AIM => Seek out every line containing the word "circle", and copy each.

----- RECORDS FOR THIS EXERCISE -----

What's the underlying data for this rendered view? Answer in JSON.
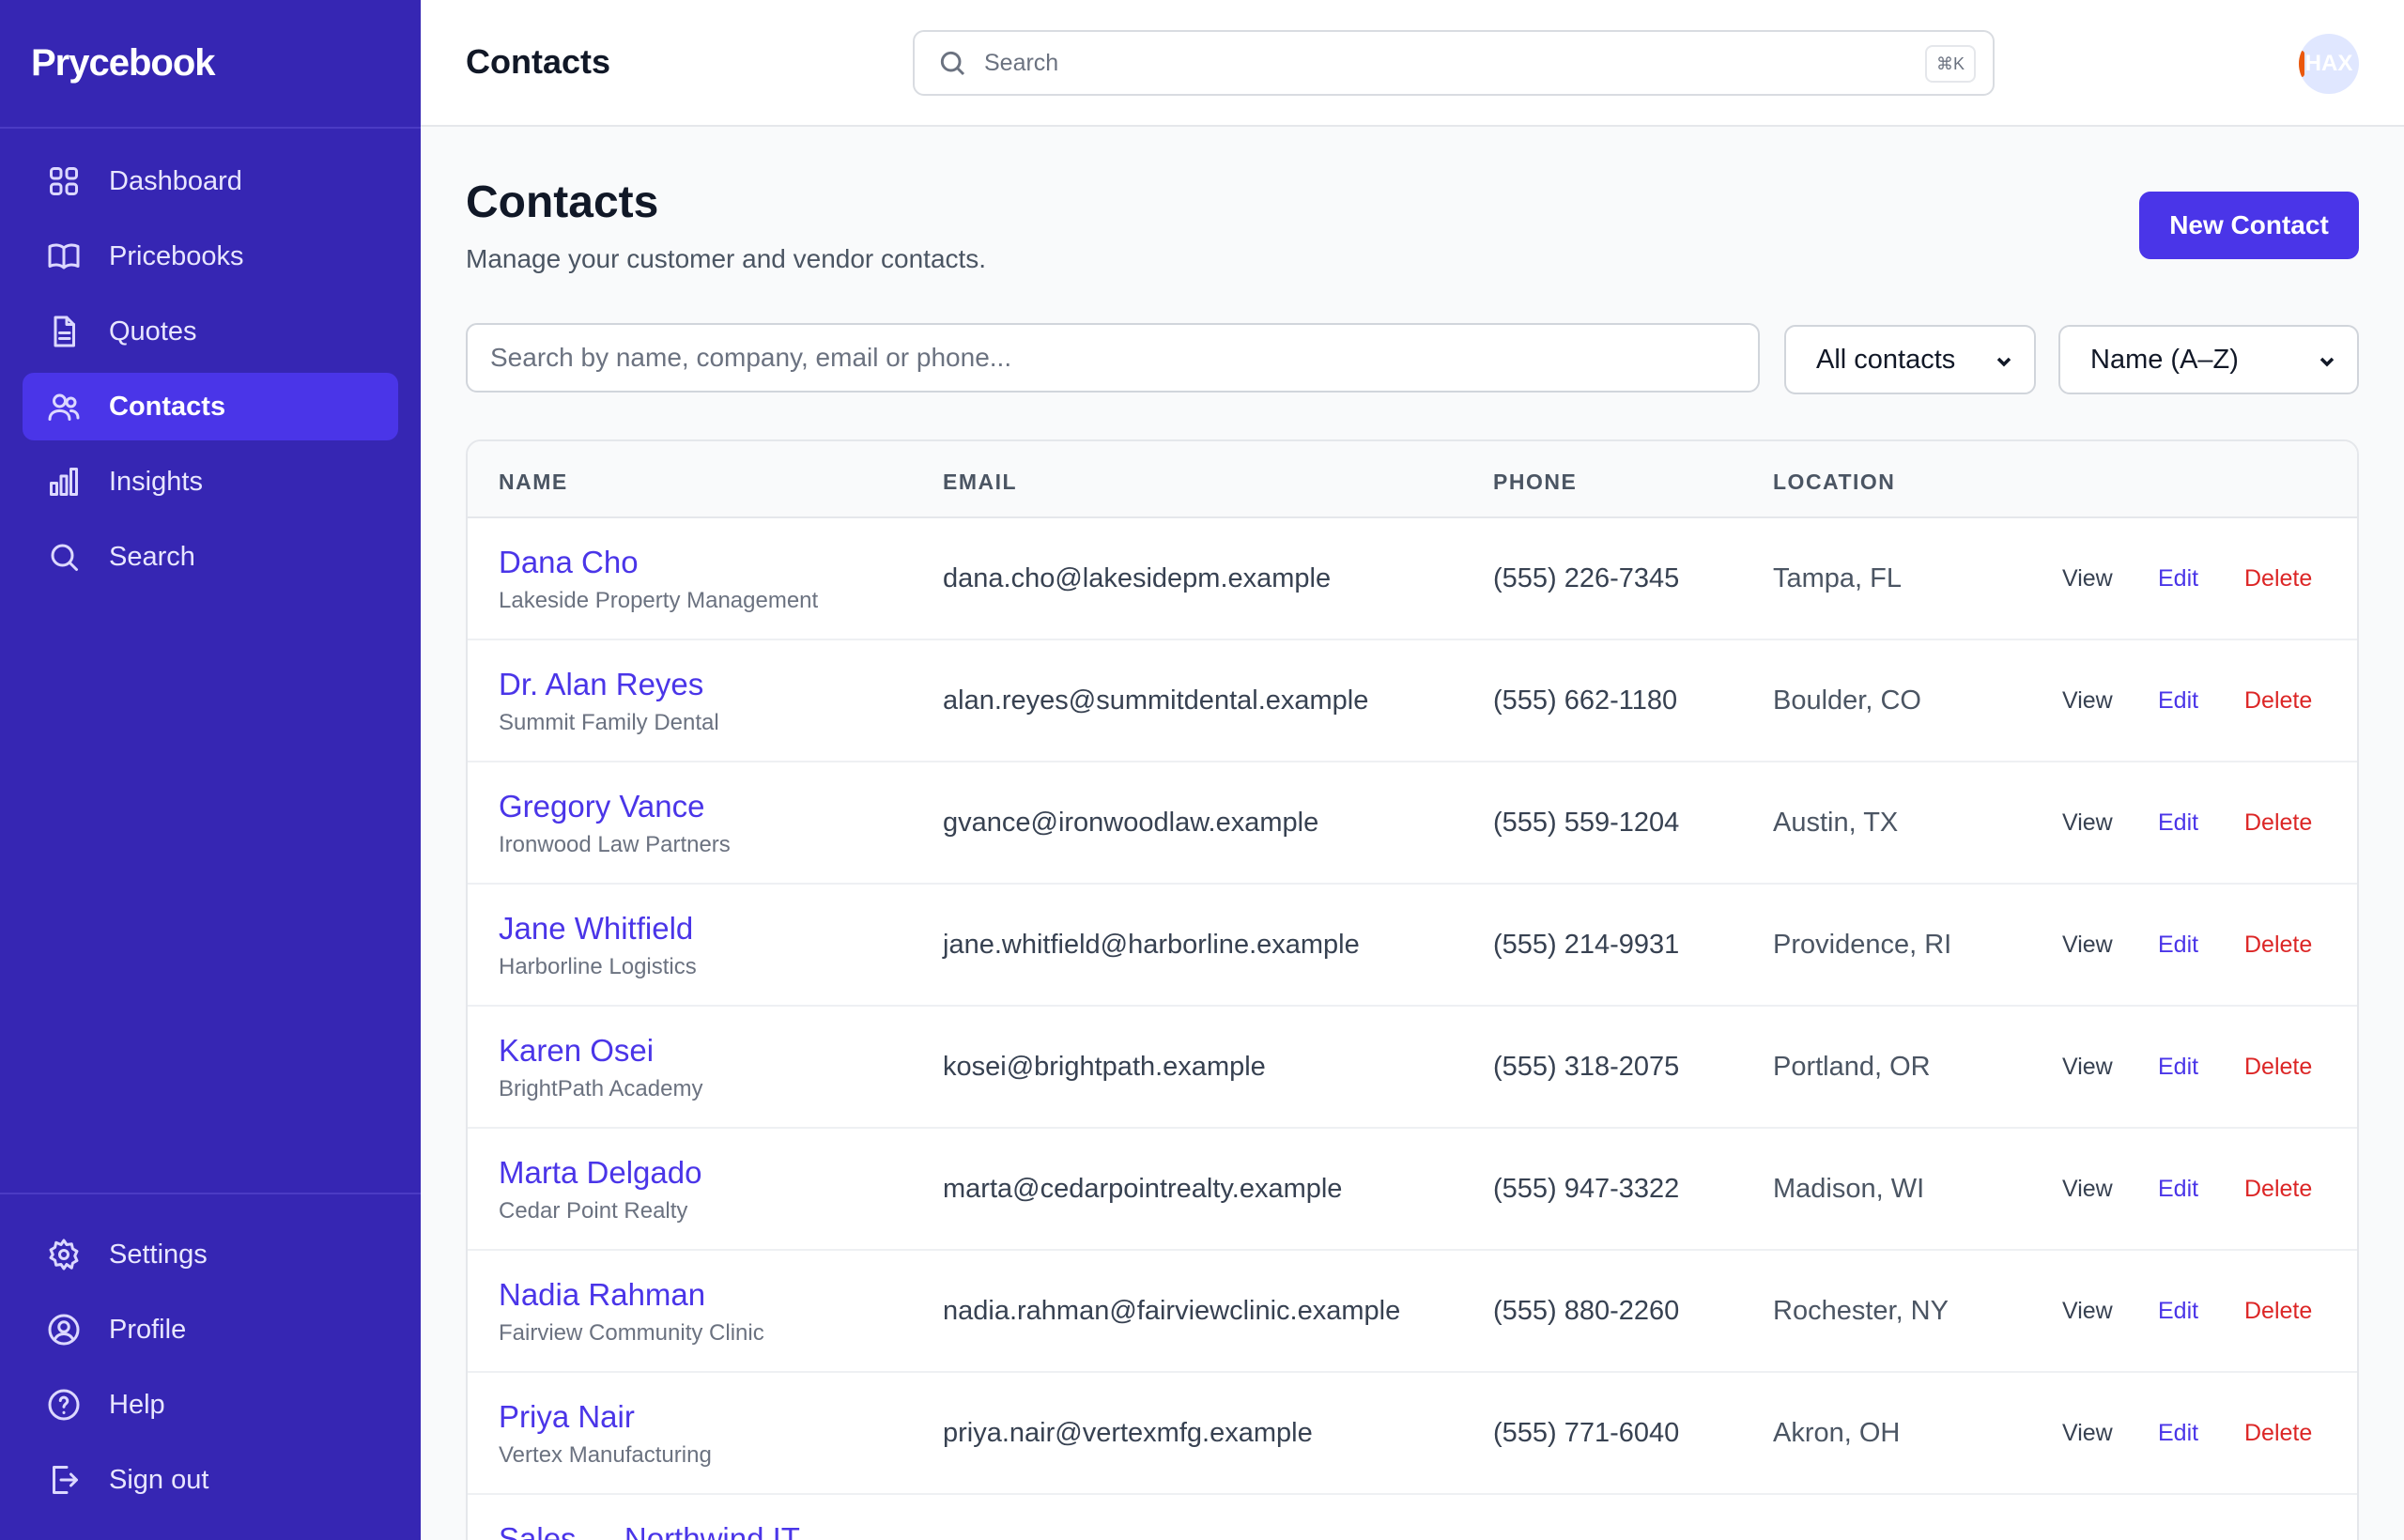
{
  "app": {
    "brand": "Prycebook"
  },
  "sidebar": {
    "items": [
      {
        "label": "Dashboard",
        "icon": "grid-icon"
      },
      {
        "label": "Pricebooks",
        "icon": "book-icon"
      },
      {
        "label": "Quotes",
        "icon": "document-icon"
      },
      {
        "label": "Contacts",
        "icon": "users-icon",
        "active": true
      },
      {
        "label": "Insights",
        "icon": "bar-chart-icon"
      },
      {
        "label": "Search",
        "icon": "search-icon"
      }
    ],
    "bottom_items": [
      {
        "label": "Settings",
        "icon": "gear-icon"
      },
      {
        "label": "Profile",
        "icon": "user-circle-icon"
      },
      {
        "label": "Help",
        "icon": "help-circle-icon"
      },
      {
        "label": "Sign out",
        "icon": "sign-out-icon"
      }
    ]
  },
  "topbar": {
    "title": "Contacts",
    "search_placeholder": "Search",
    "shortcut": "⌘K",
    "avatar_initials": "HAX"
  },
  "page": {
    "title": "Contacts",
    "subtitle": "Manage your customer and vendor contacts.",
    "new_button": "New Contact"
  },
  "filters": {
    "search_placeholder": "Search by name, company, email or phone...",
    "type_selected": "All contacts",
    "sort_selected": "Name (A–Z)"
  },
  "table": {
    "headers": {
      "name": "NAME",
      "email": "EMAIL",
      "phone": "PHONE",
      "location": "LOCATION"
    },
    "actions": {
      "view": "View",
      "edit": "Edit",
      "delete": "Delete"
    },
    "rows": [
      {
        "name": "Dana Cho",
        "company": "Lakeside Property Management",
        "email": "dana.cho@lakesidepm.example",
        "phone": "(555) 226-7345",
        "location": "Tampa, FL"
      },
      {
        "name": "Dr. Alan Reyes",
        "company": "Summit Family Dental",
        "email": "alan.reyes@summitdental.example",
        "phone": "(555) 662-1180",
        "location": "Boulder, CO"
      },
      {
        "name": "Gregory Vance",
        "company": "Ironwood Law Partners",
        "email": "gvance@ironwoodlaw.example",
        "phone": "(555) 559-1204",
        "location": "Austin, TX"
      },
      {
        "name": "Jane Whitfield",
        "company": "Harborline Logistics",
        "email": "jane.whitfield@harborline.example",
        "phone": "(555) 214-9931",
        "location": "Providence, RI"
      },
      {
        "name": "Karen Osei",
        "company": "BrightPath Academy",
        "email": "kosei@brightpath.example",
        "phone": "(555) 318-2075",
        "location": "Portland, OR"
      },
      {
        "name": "Marta Delgado",
        "company": "Cedar Point Realty",
        "email": "marta@cedarpointrealty.example",
        "phone": "(555) 947-3322",
        "location": "Madison, WI"
      },
      {
        "name": "Nadia Rahman",
        "company": "Fairview Community Clinic",
        "email": "nadia.rahman@fairviewclinic.example",
        "phone": "(555) 880-2260",
        "location": "Rochester, NY"
      },
      {
        "name": "Priya Nair",
        "company": "Vertex Manufacturing",
        "email": "priya.nair@vertexmfg.example",
        "phone": "(555) 771-6040",
        "location": "Akron, OH"
      },
      {
        "name": "Sales — Northwind IT",
        "company": "",
        "email": "",
        "phone": "",
        "location": ""
      }
    ]
  }
}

-----

WRITTEN RESPONSE =>
        "icon": "user-circle-icon"
        "icon": "help-circle-icon"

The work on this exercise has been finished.